## Problem to work on
Write out all of the entries exactly, please.

## Data shown

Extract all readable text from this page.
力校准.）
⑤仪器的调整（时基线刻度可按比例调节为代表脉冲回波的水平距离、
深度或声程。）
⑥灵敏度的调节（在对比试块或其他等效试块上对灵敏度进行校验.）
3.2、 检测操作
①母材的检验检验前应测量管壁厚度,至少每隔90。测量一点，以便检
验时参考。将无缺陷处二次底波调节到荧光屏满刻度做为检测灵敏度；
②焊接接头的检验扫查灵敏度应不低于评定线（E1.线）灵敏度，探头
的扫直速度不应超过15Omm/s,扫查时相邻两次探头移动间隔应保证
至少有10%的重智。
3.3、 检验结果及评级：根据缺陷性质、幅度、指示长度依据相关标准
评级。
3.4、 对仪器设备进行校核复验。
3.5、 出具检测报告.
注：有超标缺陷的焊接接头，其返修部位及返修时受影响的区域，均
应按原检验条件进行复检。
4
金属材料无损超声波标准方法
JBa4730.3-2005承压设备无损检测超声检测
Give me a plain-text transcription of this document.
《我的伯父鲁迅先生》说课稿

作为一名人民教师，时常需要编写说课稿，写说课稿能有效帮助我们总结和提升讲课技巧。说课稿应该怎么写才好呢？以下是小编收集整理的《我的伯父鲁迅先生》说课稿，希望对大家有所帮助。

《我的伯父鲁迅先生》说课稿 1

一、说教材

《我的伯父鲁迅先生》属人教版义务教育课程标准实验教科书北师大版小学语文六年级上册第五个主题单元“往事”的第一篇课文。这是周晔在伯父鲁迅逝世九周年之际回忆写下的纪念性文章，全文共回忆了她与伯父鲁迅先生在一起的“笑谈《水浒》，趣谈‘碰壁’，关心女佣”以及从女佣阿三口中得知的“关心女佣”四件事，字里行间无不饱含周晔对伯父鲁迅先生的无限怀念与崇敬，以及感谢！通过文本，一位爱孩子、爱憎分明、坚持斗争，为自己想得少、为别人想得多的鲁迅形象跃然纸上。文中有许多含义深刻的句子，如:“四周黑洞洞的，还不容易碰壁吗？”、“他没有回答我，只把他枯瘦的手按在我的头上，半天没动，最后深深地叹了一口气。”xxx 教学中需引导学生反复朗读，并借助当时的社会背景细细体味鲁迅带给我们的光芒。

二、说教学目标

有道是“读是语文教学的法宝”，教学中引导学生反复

## The output
Extract all readable text from this page.
力校准.）
⑤仪器的调整（时基线刻度可按比例调节为代表脉冲回波的水平距离、
深度或声程。）
⑥灵敏度的调节（在对比试块或其他等效试块上对灵敏度进行校验.）
3.2、 检测操作
①母材的检验检验前应测量管壁厚度,至少每隔90。测量一点，以便检
验时参考。将无缺陷处二次底波调节到荧光屏满刻度做为检测灵敏度；
②焊接接头的检验扫查灵敏度应不低于评定线（E1.线）灵敏度，探头
的扫直速度不应超过15Omm/s,扫查时相邻两次探头移动间隔应保证
至少有10%的重智。
3.3、 检验结果及评级：根据缺陷性质、幅度、指示长度依据相关标准
评级。
3.4、 对仪器设备进行校核复验。
3.5、 出具检测报告.
注：有超标缺陷的焊接接头，其返修部位及返修时受影响的区域，均
应按原检验条件进行复检。
4
金属材料无损超声波标准方法
JBa4730.3-2005承压设备无损检测超声检测
Give me a plain-text transcription of this document.
《我的伯父鲁迅先生》说课稿

作为一名人民教师，时常需要编写说课稿，写说课稿能有效帮助我们总结和提升讲课技巧。说课稿应该怎么写才好呢？以下是小编收集整理的《我的伯父鲁迅先生》说课稿，希望对大家有所帮助。

《我的伯父鲁迅先生》说课稿 1

一、说教材

《我的伯父鲁迅先生》属人教版义务教育课程标准实验教科书北师大版小学语文六年级上册第五个主题单元“往事”的第一篇课文。这是周晔在伯父鲁迅逝世九周年之际回忆写下的纪念性文章，全文共回忆了她与伯父鲁迅先生在一起的“笑谈《水浒》，趣谈‘碰壁’，关心女佣”以及从女佣阿三口中得知的“关心女佣”四件事，字里行间无不饱含周晔对伯父鲁迅先生的无限怀念与崇敬，以及感谢！通过文本，一位爱孩子、爱憎分明、坚持斗争，为自己想得少、为别人想得多的鲁迅形象跃然纸上。文中有许多含义深刻的句子，如:“四周黑洞洞的，还不容易碰壁吗？”、“他没有回答我，只把他枯瘦的手按在我的头上，半天没动，最后深深地叹了一口气。”xxx 教学中需引导学生反复朗读，并借助当时的社会背景细细体味鲁迅带给我们的光芒。

二、说教学目标

有道是“读是语文教学的法宝”，教学中引导学生反复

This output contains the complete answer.